## What this task involves
Scan the data beneath this task and copy each line that includes "Ctrl".
=== Data lines ===
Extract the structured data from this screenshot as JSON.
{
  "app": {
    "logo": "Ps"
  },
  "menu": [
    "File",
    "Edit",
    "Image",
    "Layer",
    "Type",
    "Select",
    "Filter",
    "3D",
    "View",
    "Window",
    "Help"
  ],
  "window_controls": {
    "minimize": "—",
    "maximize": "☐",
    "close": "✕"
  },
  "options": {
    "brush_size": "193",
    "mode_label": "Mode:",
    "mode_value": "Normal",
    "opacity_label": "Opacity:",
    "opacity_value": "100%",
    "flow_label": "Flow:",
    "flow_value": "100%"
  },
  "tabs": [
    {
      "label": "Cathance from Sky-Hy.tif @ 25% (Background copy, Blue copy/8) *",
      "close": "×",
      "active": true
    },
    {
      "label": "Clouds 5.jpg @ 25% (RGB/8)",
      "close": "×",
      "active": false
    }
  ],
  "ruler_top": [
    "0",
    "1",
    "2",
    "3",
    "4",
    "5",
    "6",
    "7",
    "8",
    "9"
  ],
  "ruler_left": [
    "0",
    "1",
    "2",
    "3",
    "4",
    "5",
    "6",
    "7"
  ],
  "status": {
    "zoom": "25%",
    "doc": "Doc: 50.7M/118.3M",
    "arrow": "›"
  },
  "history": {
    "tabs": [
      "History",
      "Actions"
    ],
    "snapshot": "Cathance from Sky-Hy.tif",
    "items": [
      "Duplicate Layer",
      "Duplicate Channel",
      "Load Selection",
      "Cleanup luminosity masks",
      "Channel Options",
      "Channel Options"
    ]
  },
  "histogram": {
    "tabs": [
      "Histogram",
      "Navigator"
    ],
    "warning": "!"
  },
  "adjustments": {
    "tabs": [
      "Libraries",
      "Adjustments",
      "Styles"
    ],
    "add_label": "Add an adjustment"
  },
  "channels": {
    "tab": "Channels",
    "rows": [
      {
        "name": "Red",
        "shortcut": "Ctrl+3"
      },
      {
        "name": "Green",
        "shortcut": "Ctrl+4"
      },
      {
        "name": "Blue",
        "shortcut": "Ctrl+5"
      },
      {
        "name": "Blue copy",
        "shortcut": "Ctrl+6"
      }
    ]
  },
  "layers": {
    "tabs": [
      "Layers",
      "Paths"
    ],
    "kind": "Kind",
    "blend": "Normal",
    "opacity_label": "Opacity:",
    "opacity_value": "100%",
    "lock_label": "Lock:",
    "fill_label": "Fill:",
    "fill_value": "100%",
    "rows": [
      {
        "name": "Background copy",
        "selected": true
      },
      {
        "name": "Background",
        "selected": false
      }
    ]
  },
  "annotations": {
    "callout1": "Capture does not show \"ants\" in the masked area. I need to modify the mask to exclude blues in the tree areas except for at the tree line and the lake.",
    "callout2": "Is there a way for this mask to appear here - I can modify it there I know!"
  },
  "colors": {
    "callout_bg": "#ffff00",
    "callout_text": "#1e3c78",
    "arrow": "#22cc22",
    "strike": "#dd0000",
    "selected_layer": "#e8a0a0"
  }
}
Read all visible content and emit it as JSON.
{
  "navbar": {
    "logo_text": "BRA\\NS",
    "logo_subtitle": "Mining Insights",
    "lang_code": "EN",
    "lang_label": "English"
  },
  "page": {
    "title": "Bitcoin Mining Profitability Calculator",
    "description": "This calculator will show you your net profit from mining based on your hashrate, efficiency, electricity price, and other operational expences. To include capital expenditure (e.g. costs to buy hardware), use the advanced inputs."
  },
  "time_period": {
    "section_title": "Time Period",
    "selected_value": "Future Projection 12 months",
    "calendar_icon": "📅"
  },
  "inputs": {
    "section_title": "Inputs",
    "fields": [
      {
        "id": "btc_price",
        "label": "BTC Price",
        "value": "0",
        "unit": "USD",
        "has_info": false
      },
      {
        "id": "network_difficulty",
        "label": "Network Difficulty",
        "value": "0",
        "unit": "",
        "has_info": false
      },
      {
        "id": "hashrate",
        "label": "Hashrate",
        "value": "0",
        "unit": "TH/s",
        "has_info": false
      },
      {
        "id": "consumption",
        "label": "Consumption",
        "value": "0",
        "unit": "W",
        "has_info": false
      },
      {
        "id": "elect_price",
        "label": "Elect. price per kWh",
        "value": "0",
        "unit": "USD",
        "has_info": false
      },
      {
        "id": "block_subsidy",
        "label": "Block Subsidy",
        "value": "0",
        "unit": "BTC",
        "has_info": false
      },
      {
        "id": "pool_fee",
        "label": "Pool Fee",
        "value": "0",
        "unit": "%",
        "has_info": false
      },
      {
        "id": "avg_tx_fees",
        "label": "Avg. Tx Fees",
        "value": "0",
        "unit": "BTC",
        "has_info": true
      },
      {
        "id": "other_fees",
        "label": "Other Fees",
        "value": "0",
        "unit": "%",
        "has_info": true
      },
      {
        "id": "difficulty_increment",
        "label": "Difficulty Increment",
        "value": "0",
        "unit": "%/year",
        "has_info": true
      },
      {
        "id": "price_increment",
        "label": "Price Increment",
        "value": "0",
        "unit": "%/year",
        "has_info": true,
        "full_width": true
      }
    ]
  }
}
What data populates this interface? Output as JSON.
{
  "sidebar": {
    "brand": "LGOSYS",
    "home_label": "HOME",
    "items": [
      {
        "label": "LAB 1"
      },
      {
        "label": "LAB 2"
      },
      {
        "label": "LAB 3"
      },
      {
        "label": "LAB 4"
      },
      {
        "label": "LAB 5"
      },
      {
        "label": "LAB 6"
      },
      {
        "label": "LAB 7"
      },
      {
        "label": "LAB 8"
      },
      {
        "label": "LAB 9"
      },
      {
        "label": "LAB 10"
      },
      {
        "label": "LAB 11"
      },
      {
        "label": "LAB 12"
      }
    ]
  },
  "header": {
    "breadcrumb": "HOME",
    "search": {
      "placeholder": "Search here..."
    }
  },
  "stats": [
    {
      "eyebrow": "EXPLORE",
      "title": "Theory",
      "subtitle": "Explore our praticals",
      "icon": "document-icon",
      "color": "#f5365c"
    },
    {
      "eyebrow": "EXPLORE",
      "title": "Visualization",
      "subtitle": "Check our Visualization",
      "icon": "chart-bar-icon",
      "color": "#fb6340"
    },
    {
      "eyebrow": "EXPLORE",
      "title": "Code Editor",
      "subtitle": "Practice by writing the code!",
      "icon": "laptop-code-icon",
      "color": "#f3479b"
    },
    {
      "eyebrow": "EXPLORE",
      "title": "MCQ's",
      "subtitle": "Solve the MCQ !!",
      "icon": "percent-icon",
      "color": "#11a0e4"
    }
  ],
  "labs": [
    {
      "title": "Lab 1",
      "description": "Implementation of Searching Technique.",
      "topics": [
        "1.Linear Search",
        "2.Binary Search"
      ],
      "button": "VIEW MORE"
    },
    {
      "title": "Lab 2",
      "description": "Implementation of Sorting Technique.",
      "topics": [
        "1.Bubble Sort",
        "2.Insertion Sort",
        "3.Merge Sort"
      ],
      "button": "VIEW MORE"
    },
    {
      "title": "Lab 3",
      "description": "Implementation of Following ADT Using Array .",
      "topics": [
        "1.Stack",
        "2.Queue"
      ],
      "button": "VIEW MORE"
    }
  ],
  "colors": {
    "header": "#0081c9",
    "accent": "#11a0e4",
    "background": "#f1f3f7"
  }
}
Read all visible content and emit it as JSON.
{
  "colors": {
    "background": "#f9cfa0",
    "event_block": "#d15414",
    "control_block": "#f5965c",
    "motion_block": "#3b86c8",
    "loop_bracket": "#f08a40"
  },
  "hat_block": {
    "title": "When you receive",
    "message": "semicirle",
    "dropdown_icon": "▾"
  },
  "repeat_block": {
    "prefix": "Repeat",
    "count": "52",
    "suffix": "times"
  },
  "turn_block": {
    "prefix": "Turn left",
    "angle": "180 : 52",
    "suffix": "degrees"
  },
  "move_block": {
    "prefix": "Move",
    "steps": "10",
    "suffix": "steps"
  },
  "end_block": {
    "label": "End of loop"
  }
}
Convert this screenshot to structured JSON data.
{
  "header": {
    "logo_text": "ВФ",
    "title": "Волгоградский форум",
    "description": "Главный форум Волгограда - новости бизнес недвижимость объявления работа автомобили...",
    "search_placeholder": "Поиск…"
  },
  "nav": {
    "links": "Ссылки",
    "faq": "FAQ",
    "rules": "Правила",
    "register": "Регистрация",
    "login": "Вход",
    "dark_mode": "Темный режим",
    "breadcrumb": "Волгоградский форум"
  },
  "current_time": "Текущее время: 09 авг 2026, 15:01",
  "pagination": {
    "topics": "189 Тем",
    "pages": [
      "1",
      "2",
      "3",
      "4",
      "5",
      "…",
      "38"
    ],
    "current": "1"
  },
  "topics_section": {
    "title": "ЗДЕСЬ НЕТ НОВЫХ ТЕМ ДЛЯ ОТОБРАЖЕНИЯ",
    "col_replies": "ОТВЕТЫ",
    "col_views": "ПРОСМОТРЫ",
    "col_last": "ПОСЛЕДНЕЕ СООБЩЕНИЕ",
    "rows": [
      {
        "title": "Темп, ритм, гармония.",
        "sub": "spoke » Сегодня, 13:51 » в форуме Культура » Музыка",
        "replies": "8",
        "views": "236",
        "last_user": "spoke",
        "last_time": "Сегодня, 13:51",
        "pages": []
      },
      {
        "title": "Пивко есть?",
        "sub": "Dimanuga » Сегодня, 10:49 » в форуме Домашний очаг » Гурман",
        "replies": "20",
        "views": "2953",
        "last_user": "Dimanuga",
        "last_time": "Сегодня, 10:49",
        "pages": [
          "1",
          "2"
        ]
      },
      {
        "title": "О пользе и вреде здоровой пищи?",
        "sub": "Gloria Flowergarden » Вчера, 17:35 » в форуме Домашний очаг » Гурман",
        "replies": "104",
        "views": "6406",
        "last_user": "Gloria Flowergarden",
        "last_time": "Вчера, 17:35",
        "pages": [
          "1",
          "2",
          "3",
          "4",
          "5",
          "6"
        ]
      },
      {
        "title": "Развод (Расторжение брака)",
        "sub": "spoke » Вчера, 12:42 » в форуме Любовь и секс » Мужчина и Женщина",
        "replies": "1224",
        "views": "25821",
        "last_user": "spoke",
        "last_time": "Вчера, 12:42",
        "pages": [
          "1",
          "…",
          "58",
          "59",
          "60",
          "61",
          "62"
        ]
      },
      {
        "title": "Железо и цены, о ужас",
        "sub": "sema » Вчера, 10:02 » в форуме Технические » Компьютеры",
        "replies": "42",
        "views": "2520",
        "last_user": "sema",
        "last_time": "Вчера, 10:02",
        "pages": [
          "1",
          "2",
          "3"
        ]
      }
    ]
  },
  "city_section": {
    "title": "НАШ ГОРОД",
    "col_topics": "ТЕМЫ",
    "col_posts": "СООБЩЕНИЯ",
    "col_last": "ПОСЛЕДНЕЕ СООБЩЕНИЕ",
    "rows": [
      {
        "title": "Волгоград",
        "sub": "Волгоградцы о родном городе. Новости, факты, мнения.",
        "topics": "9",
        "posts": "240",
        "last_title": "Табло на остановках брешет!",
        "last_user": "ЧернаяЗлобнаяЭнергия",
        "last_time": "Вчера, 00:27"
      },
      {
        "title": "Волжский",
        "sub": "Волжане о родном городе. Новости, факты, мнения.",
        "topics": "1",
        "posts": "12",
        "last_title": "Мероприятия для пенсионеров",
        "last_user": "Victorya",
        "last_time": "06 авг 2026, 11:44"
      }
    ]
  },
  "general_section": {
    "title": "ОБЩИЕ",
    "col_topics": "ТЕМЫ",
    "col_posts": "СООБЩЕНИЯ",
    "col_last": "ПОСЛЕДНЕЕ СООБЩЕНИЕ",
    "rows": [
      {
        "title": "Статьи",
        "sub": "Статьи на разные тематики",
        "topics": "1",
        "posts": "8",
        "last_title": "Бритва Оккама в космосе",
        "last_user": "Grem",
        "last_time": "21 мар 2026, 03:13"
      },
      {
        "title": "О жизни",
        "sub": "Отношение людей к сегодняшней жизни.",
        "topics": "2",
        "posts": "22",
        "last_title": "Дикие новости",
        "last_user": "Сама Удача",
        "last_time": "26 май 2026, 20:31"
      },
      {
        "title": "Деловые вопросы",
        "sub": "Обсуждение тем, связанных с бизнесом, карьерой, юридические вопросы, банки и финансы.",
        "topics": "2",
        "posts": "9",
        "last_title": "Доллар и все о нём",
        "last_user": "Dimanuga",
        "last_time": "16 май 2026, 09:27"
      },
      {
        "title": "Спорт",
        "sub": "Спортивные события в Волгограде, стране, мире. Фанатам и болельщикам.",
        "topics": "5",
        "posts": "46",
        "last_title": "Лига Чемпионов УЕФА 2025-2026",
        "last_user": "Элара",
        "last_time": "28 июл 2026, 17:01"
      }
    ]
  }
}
===
## Response to the exercise
        "shortcut": "Ctrl+3"
        "shortcut": "Ctrl+4"
        "shortcut": "Ctrl+5"
        "shortcut": "Ctrl+6"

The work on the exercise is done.